**TASK BRIEF**. Show all lines holding the string "clapping".

[Dataset records]

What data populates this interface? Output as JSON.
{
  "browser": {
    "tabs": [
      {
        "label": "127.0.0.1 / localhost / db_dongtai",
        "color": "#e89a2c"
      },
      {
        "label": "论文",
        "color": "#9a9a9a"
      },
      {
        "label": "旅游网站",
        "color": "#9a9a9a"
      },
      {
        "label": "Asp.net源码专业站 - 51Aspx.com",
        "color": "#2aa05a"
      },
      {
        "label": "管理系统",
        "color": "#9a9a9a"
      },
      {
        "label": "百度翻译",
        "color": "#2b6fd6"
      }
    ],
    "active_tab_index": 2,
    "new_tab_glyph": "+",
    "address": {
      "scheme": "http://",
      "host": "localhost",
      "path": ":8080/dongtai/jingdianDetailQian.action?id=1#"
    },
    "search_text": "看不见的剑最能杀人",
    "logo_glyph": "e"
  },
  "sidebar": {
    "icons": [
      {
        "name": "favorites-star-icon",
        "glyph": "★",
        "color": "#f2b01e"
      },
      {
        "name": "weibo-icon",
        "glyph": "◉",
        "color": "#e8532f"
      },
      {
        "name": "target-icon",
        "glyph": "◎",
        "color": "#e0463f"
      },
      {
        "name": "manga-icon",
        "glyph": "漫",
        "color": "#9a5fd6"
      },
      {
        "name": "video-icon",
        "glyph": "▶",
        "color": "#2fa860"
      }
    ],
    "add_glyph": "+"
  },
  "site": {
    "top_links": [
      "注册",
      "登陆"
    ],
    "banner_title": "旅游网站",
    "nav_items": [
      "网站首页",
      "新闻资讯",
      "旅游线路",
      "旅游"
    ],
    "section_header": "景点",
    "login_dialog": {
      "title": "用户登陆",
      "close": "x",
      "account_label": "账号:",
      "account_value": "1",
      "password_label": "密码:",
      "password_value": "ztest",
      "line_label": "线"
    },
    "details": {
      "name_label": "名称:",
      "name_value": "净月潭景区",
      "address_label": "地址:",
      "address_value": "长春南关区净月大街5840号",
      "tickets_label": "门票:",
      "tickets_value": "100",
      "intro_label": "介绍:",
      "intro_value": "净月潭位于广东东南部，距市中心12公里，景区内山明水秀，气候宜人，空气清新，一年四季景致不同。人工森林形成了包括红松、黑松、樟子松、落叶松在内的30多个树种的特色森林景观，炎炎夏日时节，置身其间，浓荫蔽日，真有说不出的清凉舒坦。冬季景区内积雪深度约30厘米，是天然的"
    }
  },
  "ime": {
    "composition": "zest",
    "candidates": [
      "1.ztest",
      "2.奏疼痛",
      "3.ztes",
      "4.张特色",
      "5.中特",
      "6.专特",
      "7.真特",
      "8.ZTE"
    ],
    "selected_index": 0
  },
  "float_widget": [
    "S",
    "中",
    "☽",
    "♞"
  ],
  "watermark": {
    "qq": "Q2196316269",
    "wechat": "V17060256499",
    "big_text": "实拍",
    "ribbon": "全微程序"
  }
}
...
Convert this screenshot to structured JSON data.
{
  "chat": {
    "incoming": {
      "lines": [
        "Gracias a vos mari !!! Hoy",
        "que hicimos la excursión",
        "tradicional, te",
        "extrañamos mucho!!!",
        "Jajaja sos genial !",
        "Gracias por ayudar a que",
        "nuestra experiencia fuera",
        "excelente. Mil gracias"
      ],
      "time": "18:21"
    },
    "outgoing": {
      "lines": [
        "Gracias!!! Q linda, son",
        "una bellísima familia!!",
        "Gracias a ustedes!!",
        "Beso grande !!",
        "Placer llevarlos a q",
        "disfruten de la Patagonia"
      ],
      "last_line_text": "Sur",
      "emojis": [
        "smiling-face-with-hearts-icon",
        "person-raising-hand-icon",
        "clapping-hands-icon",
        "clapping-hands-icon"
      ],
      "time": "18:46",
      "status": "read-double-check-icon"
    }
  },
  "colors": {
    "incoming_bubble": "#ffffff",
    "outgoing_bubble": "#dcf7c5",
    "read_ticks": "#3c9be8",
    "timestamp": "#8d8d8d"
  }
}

**REPLY TO THE EXERCISE**.
        "clapping-hands-icon",
        "clapping-hands-icon"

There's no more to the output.